ACTION ITEM: Make an exact copy of all the data.

[Excerpts from a figure dataset]
* * * *

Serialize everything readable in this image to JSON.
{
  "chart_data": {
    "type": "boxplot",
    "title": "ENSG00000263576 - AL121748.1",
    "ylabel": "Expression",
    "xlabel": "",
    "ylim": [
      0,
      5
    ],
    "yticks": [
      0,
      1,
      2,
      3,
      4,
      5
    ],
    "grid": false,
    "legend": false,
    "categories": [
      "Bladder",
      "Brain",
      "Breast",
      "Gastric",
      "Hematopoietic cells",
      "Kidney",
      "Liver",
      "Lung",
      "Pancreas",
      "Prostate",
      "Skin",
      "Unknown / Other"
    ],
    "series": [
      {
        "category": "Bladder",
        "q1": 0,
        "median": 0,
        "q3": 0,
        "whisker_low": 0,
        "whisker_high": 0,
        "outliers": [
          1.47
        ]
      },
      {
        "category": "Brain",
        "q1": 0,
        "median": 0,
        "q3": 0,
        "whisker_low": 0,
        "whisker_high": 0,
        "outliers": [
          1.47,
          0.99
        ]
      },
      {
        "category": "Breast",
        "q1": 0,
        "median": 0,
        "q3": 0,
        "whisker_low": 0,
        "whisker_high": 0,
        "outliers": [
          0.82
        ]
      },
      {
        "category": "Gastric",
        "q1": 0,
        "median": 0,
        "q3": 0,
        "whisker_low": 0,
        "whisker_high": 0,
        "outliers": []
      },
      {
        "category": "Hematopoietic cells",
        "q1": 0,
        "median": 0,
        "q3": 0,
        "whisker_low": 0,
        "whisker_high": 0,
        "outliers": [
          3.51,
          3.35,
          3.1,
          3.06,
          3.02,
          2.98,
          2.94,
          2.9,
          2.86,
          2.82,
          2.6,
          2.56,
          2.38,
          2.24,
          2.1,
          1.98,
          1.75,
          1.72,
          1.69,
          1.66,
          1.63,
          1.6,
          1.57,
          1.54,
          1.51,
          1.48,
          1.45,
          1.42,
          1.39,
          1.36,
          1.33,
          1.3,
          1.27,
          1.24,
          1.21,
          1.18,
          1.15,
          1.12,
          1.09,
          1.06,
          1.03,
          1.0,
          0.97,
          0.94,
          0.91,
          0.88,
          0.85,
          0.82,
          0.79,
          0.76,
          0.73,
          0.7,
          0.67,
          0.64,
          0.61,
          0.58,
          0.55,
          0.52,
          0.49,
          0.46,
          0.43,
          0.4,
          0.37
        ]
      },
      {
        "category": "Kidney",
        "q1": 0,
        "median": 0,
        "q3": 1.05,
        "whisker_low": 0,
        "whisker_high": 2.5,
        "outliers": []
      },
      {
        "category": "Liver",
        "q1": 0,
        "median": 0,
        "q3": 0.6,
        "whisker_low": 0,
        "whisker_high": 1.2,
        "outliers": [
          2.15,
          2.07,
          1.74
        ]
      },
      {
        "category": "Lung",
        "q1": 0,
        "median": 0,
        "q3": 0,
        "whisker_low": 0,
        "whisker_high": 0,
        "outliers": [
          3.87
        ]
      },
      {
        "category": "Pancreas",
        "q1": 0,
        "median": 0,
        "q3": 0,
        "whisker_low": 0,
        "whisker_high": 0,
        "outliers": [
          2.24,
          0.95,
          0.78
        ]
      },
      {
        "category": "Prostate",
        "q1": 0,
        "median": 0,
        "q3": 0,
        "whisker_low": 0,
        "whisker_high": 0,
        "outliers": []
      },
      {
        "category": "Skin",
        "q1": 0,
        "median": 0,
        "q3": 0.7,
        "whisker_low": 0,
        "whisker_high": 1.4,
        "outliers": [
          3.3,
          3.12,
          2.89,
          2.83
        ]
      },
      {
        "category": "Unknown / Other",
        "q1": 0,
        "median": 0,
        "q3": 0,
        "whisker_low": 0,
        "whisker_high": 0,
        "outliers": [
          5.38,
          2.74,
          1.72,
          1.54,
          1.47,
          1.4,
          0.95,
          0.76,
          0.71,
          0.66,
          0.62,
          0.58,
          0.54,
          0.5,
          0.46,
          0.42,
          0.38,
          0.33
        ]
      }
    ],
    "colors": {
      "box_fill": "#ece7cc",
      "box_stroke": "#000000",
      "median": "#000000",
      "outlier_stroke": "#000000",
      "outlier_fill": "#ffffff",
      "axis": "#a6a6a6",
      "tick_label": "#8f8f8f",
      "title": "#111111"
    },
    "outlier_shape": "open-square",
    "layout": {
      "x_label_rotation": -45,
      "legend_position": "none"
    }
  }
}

* * * *

FINISHED EXERCISE:
Serialize everything readable in this image to JSON.
{
  "chart_data": {
    "type": "boxplot",
    "title": "ENSG00000263576 - AL121748.1",
    "ylabel": "Expression",
    "xlabel": "",
    "ylim": [
      0,
      5
    ],
    "yticks": [
      0,
      1,
      2,
      3,
      4,
      5
    ],
    "grid": false,
    "legend": false,
    "categories": [
      "Bladder",
      "Brain",
      "Breast",
      "Gastric",
      "Hematopoietic cells",
      "Kidney",
      "Liver",
      "Lung",
      "Pancreas",
      "Prostate",
      "Skin",
      "Unknown / Other"
    ],
    "series": [
      {
        "category": "Bladder",
        "q1": 0,
        "median": 0,
        "q3": 0,
        "whisker_low": 0,
        "whisker_high": 0,
        "outliers": [
          1.47
        ]
      },
      {
        "category": "Brain",
        "q1": 0,
        "median": 0,
        "q3": 0,
        "whisker_low": 0,
        "whisker_high": 0,
        "outliers": [
          1.47,
          0.99
        ]
      },
      {
        "category": "Breast",
        "q1": 0,
        "median": 0,
        "q3": 0,
        "whisker_low": 0,
        "whisker_high": 0,
        "outliers": [
          0.82
        ]
      },
      {
        "category": "Gastric",
        "q1": 0,
        "median": 0,
        "q3": 0,
        "whisker_low": 0,
        "whisker_high": 0,
        "outliers": []
      },
      {
        "category": "Hematopoietic cells",
        "q1": 0,
        "median": 0,
        "q3": 0,
        "whisker_low": 0,
        "whisker_high": 0,
        "outliers": [
          3.51,
          3.35,
          3.1,
          3.06,
          3.02,
          2.98,
          2.94,
          2.9,
          2.86,
          2.82,
          2.6,
          2.56,
          2.38,
          2.24,
          2.1,
          1.98,
          1.75,
          1.72,
          1.69,
          1.66,
          1.63,
          1.6,
          1.57,
          1.54,
          1.51,
          1.48,
          1.45,
          1.42,
          1.39,
          1.36,
          1.33,
          1.3,
          1.27,
          1.24,
          1.21,
          1.18,
          1.15,
          1.12,
          1.09,
          1.06,
          1.03,
          1.0,
          0.97,
          0.94,
          0.91,
          0.88,
          0.85,
          0.82,
          0.79,
          0.76,
          0.73,
          0.7,
          0.67,
          0.64,
          0.61,
          0.58,
          0.55,
          0.52,
          0.49,
          0.46,
          0.43,
          0.4,
          0.37
        ]
      },
      {
        "category": "Kidney",
        "q1": 0,
        "median": 0,
        "q3": 1.05,
        "whisker_low": 0,
        "whisker_high": 2.5,
        "outliers": []
      },
      {
        "category": "Liver",
        "q1": 0,
        "median": 0,
        "q3": 0.6,
        "whisker_low": 0,
        "whisker_high": 1.2,
        "outliers": [
          2.15,
          2.07,
          1.74
        ]
      },
      {
        "category": "Lung",
        "q1": 0,
        "median": 0,
        "q3": 0,
        "whisker_low": 0,
        "whisker_high": 0,
        "outliers": [
          3.87
        ]
      },
      {
        "category": "Pancreas",
        "q1": 0,
        "median": 0,
        "q3": 0,
        "whisker_low": 0,
        "whisker_high": 0,
        "outliers": [
          2.24,
          0.95,
          0.78
        ]
      },
      {
        "category": "Prostate",
        "q1": 0,
        "median": 0,
        "q3": 0,
        "whisker_low": 0,
        "whisker_high": 0,
        "outliers": []
      },
      {
        "category": "Skin",
        "q1": 0,
        "median": 0,
        "q3": 0.7,
        "whisker_low": 0,
        "whisker_high": 1.4,
        "outliers": [
          3.3,
          3.12,
          2.89,
          2.83
        ]
      },
      {
        "category": "Unknown / Other",
        "q1": 0,
        "median": 0,
        "q3": 0,
        "whisker_low": 0,
        "whisker_high": 0,
        "outliers": [
          5.38,
          2.74,
          1.72,
          1.54,
          1.47,
          1.4,
          0.95,
          0.76,
          0.71,
          0.66,
          0.62,
          0.58,
          0.54,
          0.5,
          0.46,
          0.42,
          0.38,
          0.33
        ]
      }
    ],
    "colors": {
      "box_fill": "#ece7cc",
      "box_stroke": "#000000",
      "median": "#000000",
      "outlier_stroke": "#000000",
      "outlier_fill": "#ffffff",
      "axis": "#a6a6a6",
      "tick_label": "#8f8f8f",
      "title": "#111111"
    },
    "outlier_shape": "open-square",
    "layout": {
      "x_label_rotation": -45,
      "legend_position": "none"
    }
  }
}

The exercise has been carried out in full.